# Problem statement
Look through the records below and collect all lines that hold the string "page".

Start Excerpted records

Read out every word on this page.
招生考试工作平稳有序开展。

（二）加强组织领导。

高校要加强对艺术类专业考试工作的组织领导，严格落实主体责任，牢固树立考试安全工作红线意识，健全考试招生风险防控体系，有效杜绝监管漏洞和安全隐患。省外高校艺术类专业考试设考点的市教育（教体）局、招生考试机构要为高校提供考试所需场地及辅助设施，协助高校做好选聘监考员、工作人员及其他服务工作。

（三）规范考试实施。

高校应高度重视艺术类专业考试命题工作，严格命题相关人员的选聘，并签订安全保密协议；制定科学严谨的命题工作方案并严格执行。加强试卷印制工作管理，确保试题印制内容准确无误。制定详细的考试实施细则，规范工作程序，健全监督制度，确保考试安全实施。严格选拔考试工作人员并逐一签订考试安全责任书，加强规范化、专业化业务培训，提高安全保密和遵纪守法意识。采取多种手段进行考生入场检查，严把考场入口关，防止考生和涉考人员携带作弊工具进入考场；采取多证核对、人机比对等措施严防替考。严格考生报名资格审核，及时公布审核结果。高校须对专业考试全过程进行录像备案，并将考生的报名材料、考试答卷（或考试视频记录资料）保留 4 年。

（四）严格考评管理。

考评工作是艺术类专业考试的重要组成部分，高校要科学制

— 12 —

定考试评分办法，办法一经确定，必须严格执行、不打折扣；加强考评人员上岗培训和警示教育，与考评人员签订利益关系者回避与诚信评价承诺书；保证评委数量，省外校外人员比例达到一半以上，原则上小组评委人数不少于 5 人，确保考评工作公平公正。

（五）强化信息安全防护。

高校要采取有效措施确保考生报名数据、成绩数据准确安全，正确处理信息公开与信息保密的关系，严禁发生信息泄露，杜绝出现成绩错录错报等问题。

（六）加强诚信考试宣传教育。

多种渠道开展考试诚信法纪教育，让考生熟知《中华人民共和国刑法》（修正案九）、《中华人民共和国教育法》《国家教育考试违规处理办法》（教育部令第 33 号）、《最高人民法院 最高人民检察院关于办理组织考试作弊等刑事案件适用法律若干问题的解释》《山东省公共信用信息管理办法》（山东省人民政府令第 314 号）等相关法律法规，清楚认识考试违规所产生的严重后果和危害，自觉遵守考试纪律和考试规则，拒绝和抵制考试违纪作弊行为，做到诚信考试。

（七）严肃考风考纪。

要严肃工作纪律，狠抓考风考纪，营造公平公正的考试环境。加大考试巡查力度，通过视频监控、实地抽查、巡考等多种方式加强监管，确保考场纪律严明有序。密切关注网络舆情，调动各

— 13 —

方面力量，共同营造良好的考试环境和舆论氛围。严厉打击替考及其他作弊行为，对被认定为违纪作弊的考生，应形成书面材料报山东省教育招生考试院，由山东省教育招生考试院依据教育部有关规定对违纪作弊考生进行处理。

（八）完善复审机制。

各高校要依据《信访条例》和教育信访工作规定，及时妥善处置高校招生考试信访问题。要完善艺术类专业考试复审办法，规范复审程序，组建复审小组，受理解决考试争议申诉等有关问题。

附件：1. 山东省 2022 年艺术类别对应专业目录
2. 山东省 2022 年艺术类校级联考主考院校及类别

End Excerpted records
Start Excerpted records

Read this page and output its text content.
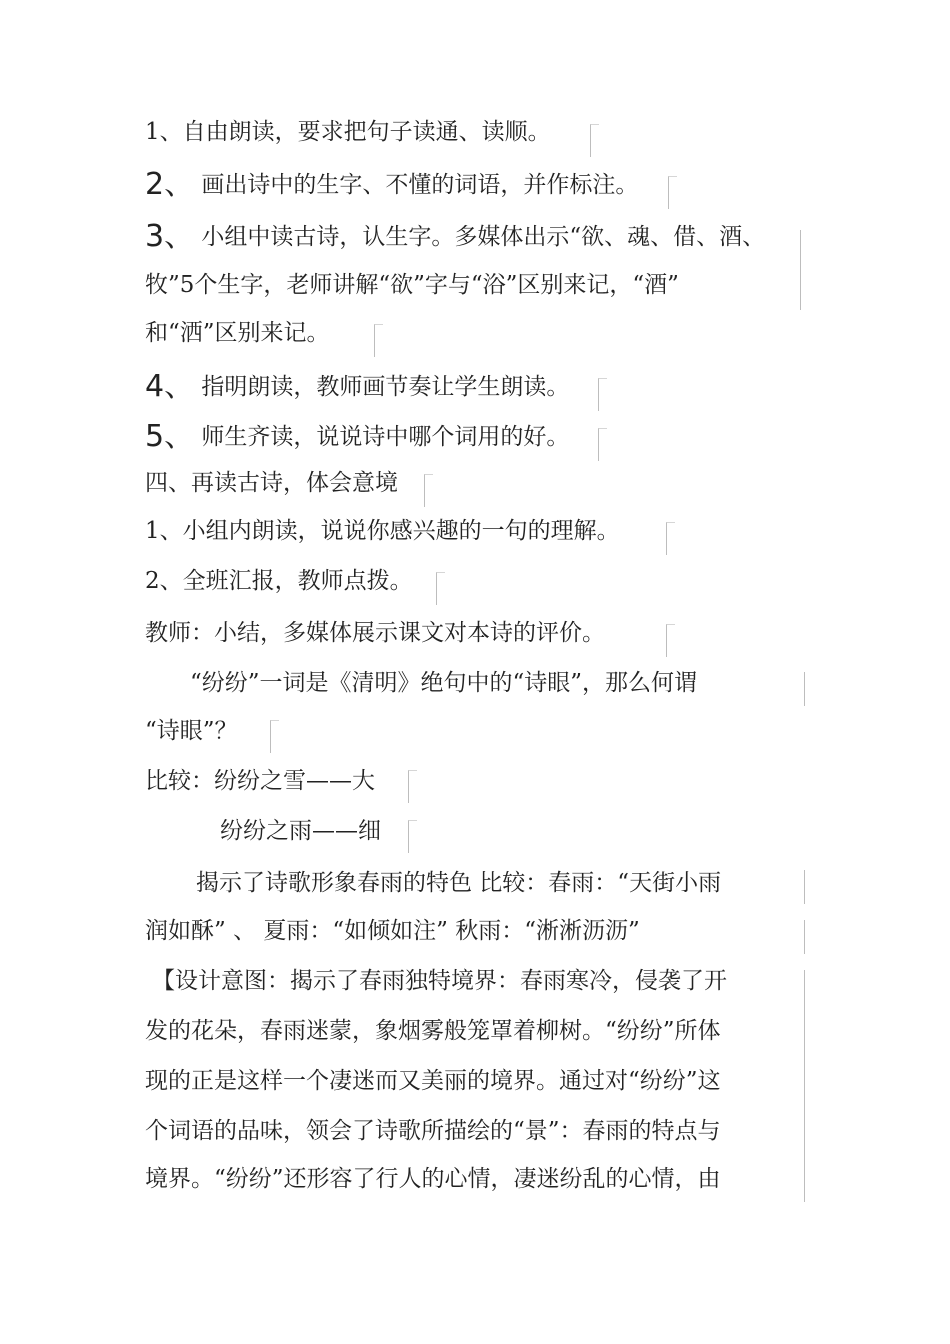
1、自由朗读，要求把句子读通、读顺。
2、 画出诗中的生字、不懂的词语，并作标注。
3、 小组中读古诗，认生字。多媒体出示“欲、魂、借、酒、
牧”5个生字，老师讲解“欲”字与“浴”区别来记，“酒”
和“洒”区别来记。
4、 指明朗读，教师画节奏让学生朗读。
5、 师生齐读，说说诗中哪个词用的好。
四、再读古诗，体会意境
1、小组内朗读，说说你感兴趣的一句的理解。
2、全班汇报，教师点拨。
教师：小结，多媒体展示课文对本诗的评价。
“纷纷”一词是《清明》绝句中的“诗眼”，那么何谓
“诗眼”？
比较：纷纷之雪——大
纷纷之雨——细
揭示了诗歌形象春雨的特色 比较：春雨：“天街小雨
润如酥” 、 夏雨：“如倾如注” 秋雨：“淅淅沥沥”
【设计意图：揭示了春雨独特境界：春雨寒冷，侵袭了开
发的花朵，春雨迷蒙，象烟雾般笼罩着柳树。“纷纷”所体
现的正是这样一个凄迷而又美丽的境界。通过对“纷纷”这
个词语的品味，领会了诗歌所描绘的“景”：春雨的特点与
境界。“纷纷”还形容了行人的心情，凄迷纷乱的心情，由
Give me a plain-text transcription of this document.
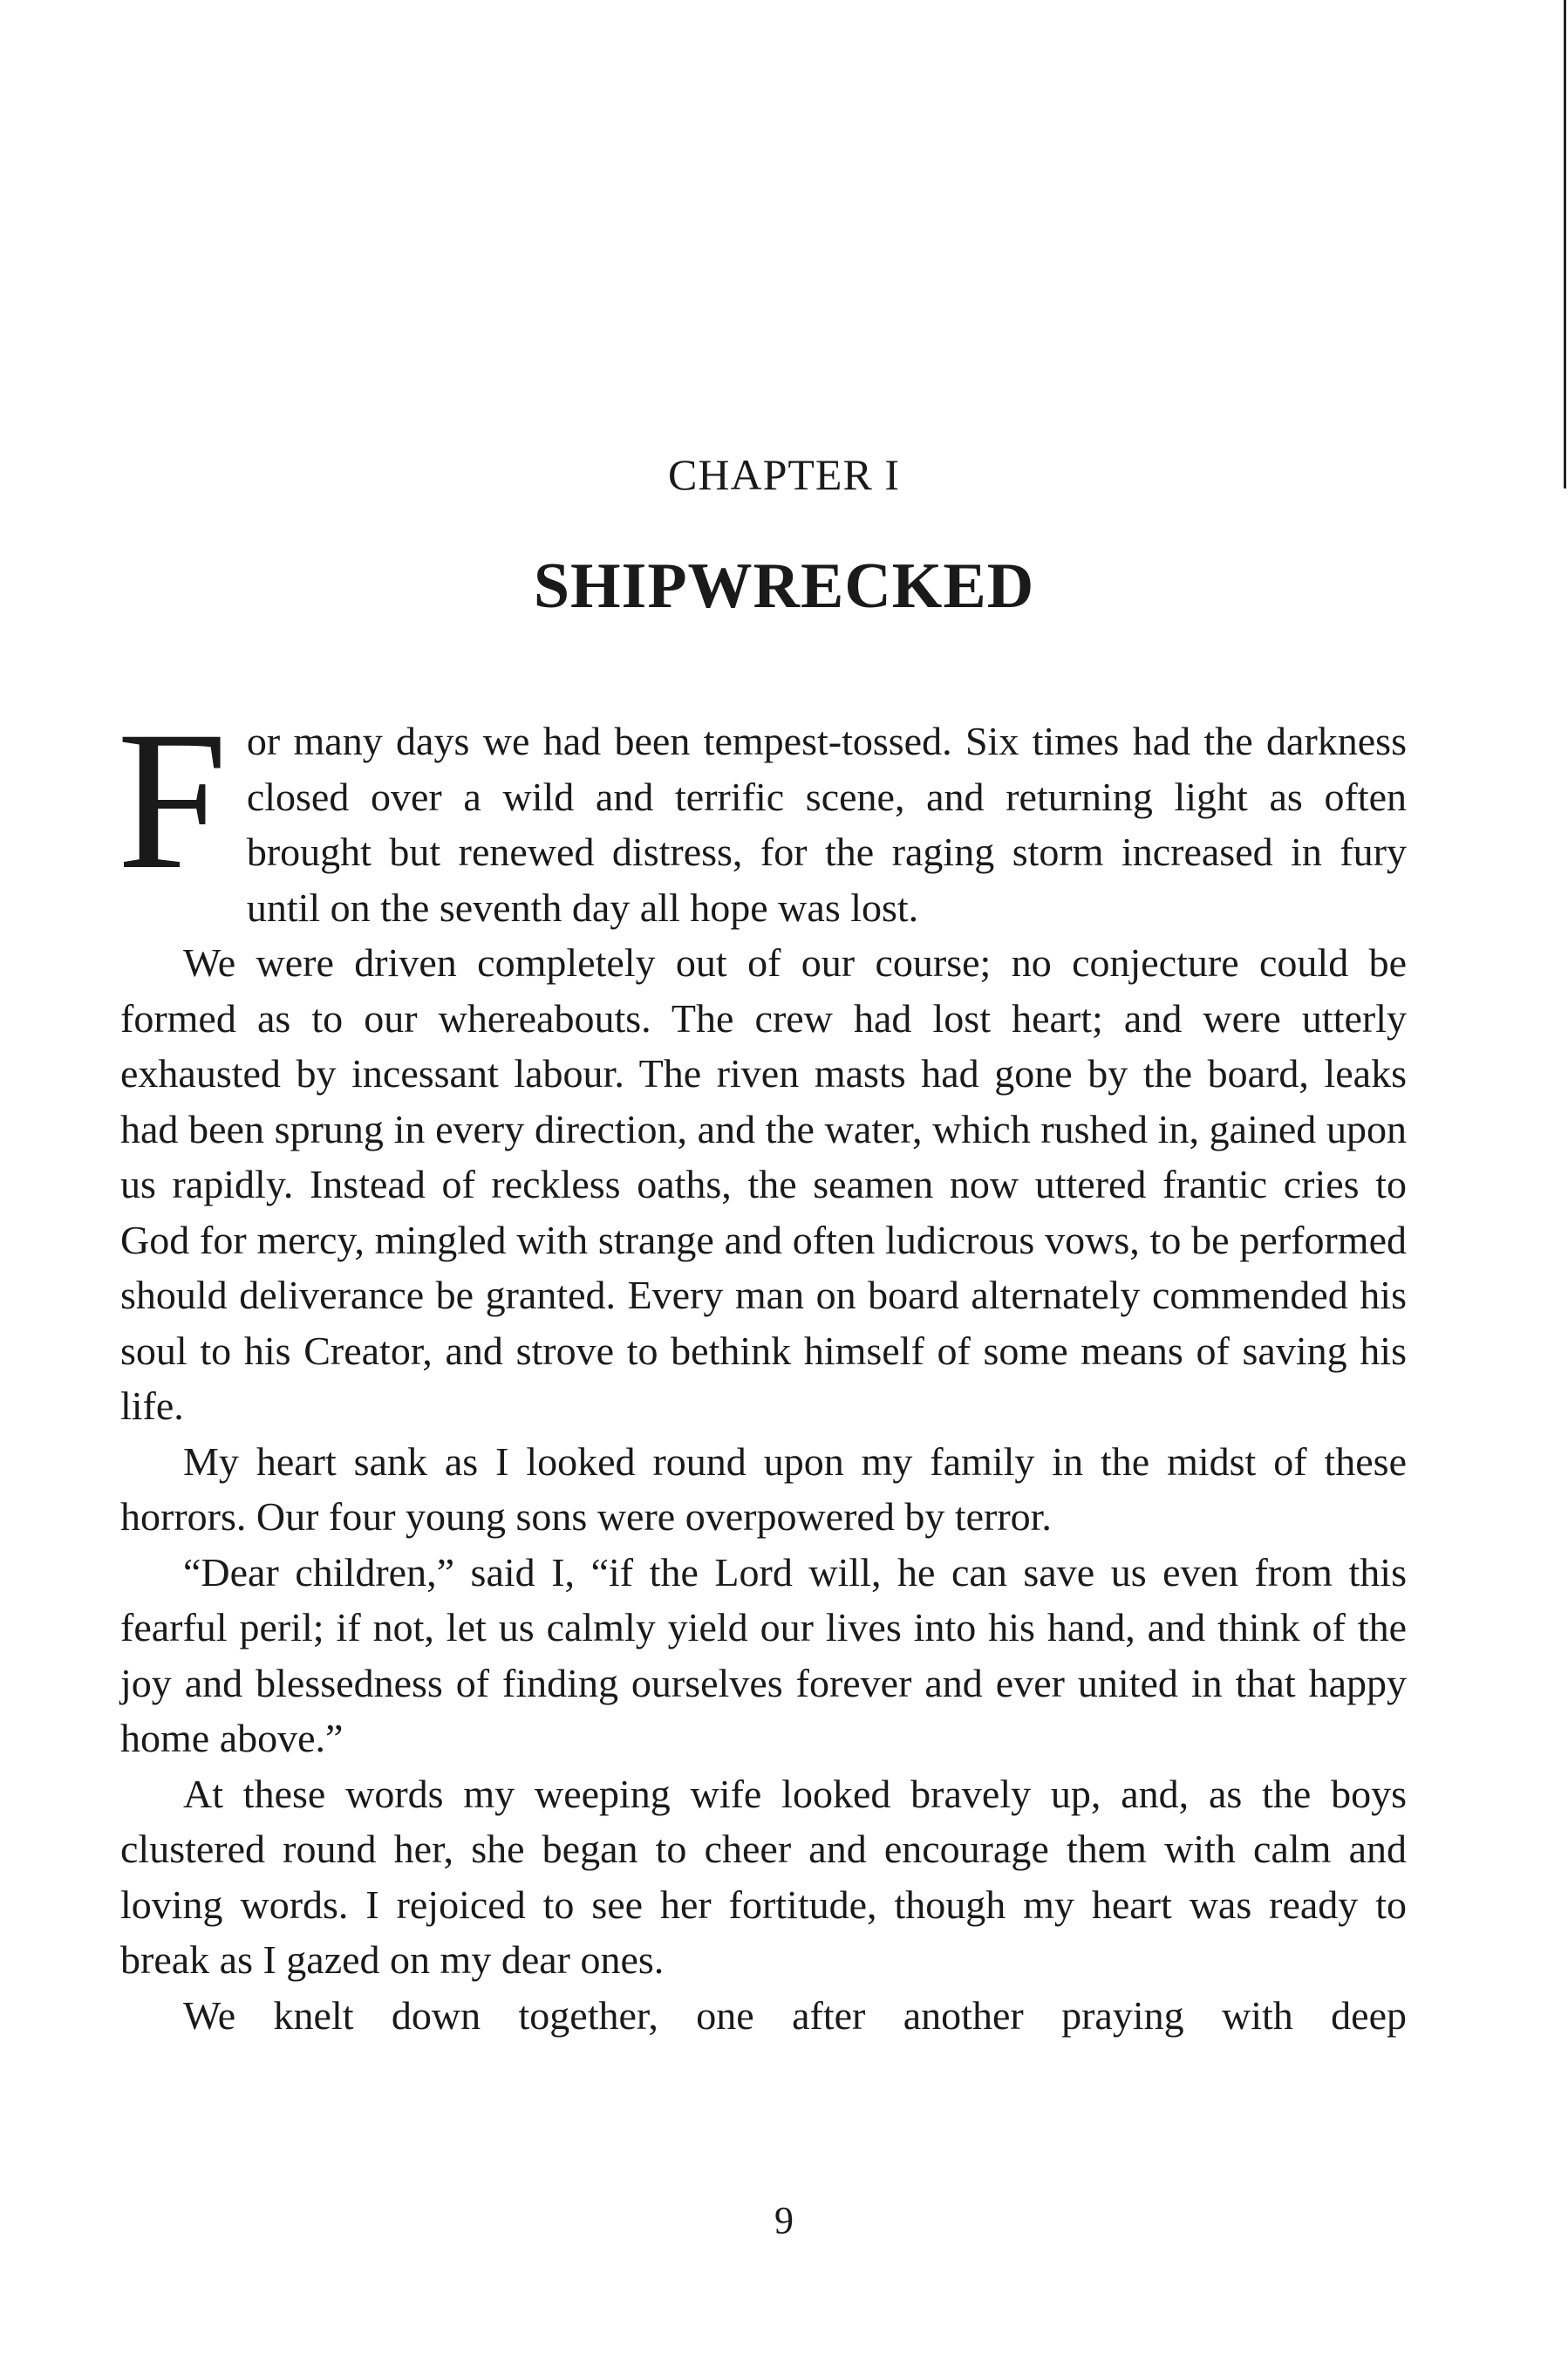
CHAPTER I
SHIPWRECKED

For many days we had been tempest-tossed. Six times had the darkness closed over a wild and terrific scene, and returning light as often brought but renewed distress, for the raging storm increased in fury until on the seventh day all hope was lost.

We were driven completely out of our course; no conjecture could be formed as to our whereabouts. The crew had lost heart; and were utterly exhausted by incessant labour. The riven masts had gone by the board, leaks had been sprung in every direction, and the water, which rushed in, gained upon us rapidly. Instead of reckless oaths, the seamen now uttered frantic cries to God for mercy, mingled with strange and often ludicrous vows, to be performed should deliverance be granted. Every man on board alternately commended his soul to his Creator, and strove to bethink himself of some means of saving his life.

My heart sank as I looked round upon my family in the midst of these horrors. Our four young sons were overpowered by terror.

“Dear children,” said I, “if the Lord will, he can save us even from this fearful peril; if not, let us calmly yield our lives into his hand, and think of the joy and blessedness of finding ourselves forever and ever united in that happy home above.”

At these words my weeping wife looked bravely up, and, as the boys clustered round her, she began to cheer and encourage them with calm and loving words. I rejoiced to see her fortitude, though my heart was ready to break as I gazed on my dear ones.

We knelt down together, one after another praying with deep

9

End Excerpted records
Start Excerpted records

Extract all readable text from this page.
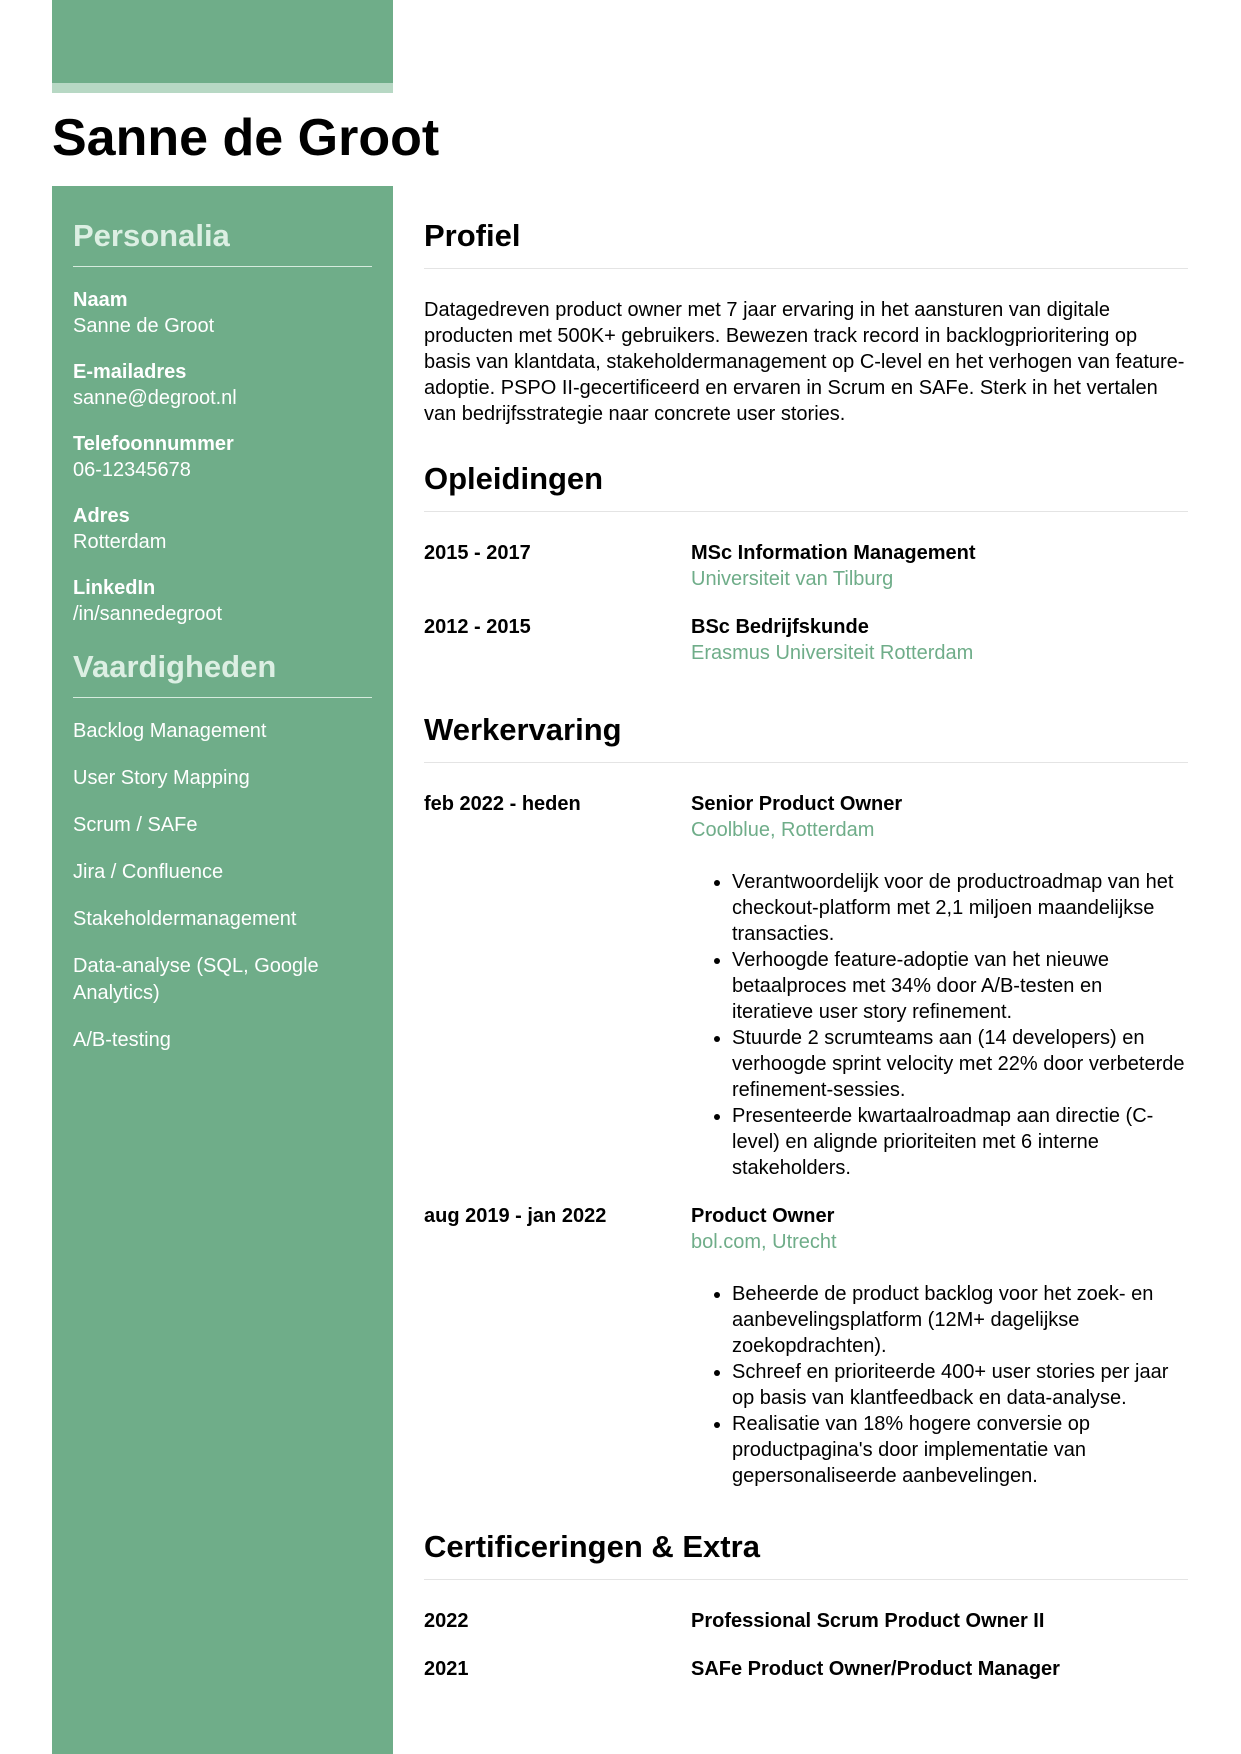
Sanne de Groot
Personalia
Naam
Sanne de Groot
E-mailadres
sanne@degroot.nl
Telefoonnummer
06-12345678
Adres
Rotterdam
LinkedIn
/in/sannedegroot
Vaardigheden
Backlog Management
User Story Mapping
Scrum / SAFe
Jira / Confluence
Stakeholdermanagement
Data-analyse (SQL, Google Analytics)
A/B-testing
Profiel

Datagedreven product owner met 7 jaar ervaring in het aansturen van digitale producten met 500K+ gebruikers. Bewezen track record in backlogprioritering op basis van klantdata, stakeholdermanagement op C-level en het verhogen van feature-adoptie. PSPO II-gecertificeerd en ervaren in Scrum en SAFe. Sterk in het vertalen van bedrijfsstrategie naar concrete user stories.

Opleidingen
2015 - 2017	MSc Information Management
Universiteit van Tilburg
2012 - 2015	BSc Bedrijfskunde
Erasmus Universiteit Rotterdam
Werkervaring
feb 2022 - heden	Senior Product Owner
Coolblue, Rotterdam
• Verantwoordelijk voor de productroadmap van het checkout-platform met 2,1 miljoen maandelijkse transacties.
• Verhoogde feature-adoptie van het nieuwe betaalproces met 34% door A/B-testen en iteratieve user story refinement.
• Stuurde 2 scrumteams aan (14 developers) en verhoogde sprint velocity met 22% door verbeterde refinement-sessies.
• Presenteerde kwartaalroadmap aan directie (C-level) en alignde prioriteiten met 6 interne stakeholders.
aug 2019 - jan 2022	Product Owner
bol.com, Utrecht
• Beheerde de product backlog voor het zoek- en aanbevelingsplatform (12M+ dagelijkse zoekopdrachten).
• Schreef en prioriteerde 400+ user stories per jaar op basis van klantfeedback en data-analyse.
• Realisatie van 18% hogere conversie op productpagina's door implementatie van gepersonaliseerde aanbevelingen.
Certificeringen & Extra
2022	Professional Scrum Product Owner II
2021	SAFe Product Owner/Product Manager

End Excerpted records

# Correct result
Read out every word on this page.
Read this page and output its text content.
Extract all readable text from this page.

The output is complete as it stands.